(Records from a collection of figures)

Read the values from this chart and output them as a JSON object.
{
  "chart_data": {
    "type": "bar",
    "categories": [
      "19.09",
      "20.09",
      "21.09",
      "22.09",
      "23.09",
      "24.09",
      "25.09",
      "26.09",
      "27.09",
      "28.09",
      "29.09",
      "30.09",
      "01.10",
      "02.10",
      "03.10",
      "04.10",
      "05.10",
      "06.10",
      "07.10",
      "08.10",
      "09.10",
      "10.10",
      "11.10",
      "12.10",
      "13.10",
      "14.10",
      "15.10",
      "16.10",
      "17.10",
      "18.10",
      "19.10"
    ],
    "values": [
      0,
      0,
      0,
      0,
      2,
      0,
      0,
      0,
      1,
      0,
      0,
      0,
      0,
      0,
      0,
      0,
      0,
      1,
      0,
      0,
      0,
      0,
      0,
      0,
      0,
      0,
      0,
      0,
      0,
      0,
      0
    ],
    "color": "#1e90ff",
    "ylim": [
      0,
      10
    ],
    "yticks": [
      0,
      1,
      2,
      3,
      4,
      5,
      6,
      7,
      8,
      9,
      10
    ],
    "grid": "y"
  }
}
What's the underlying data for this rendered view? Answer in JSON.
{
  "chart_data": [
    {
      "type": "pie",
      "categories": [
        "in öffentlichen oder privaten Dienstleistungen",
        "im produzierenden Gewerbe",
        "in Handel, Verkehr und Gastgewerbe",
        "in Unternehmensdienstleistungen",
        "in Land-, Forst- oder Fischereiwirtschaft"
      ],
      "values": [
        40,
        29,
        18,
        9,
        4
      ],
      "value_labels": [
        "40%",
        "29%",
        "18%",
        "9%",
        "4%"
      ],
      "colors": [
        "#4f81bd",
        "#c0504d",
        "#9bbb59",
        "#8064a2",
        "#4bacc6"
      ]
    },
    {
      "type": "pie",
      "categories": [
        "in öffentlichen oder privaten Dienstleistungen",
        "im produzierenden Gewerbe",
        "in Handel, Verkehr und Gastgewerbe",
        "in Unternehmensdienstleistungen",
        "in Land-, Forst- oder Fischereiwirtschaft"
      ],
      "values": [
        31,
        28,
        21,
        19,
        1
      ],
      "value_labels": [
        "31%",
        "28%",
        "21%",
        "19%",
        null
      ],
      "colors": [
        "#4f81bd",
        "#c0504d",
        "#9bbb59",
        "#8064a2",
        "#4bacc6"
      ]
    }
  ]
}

**Short exercise:** Repeat all entries. Match them exactly.

**Exercise answer:**
Read the values from this chart and output them as a JSON object.
{
  "chart_data": {
    "type": "bar",
    "categories": [
      "19.09",
      "20.09",
      "21.09",
      "22.09",
      "23.09",
      "24.09",
      "25.09",
      "26.09",
      "27.09",
      "28.09",
      "29.09",
      "30.09",
      "01.10",
      "02.10",
      "03.10",
      "04.10",
      "05.10",
      "06.10",
      "07.10",
      "08.10",
      "09.10",
      "10.10",
      "11.10",
      "12.10",
      "13.10",
      "14.10",
      "15.10",
      "16.10",
      "17.10",
      "18.10",
      "19.10"
    ],
    "values": [
      0,
      0,
      0,
      0,
      2,
      0,
      0,
      0,
      1,
      0,
      0,
      0,
      0,
      0,
      0,
      0,
      0,
      1,
      0,
      0,
      0,
      0,
      0,
      0,
      0,
      0,
      0,
      0,
      0,
      0,
      0
    ],
    "color": "#1e90ff",
    "ylim": [
      0,
      10
    ],
    "yticks": [
      0,
      1,
      2,
      3,
      4,
      5,
      6,
      7,
      8,
      9,
      10
    ],
    "grid": "y"
  }
}
What's the underlying data for this rendered view? Answer in JSON.
{
  "chart_data": [
    {
      "type": "pie",
      "categories": [
        "in öffentlichen oder privaten Dienstleistungen",
        "im produzierenden Gewerbe",
        "in Handel, Verkehr und Gastgewerbe",
        "in Unternehmensdienstleistungen",
        "in Land-, Forst- oder Fischereiwirtschaft"
      ],
      "values": [
        40,
        29,
        18,
        9,
        4
      ],
      "value_labels": [
        "40%",
        "29%",
        "18%",
        "9%",
        "4%"
      ],
      "colors": [
        "#4f81bd",
        "#c0504d",
        "#9bbb59",
        "#8064a2",
        "#4bacc6"
      ]
    },
    {
      "type": "pie",
      "categories": [
        "in öffentlichen oder privaten Dienstleistungen",
        "im produzierenden Gewerbe",
        "in Handel, Verkehr und Gastgewerbe",
        "in Unternehmensdienstleistungen",
        "in Land-, Forst- oder Fischereiwirtschaft"
      ],
      "values": [
        31,
        28,
        21,
        19,
        1
      ],
      "value_labels": [
        "31%",
        "28%",
        "21%",
        "19%",
        null
      ],
      "colors": [
        "#4f81bd",
        "#c0504d",
        "#9bbb59",
        "#8064a2",
        "#4bacc6"
      ]
    }
  ]
}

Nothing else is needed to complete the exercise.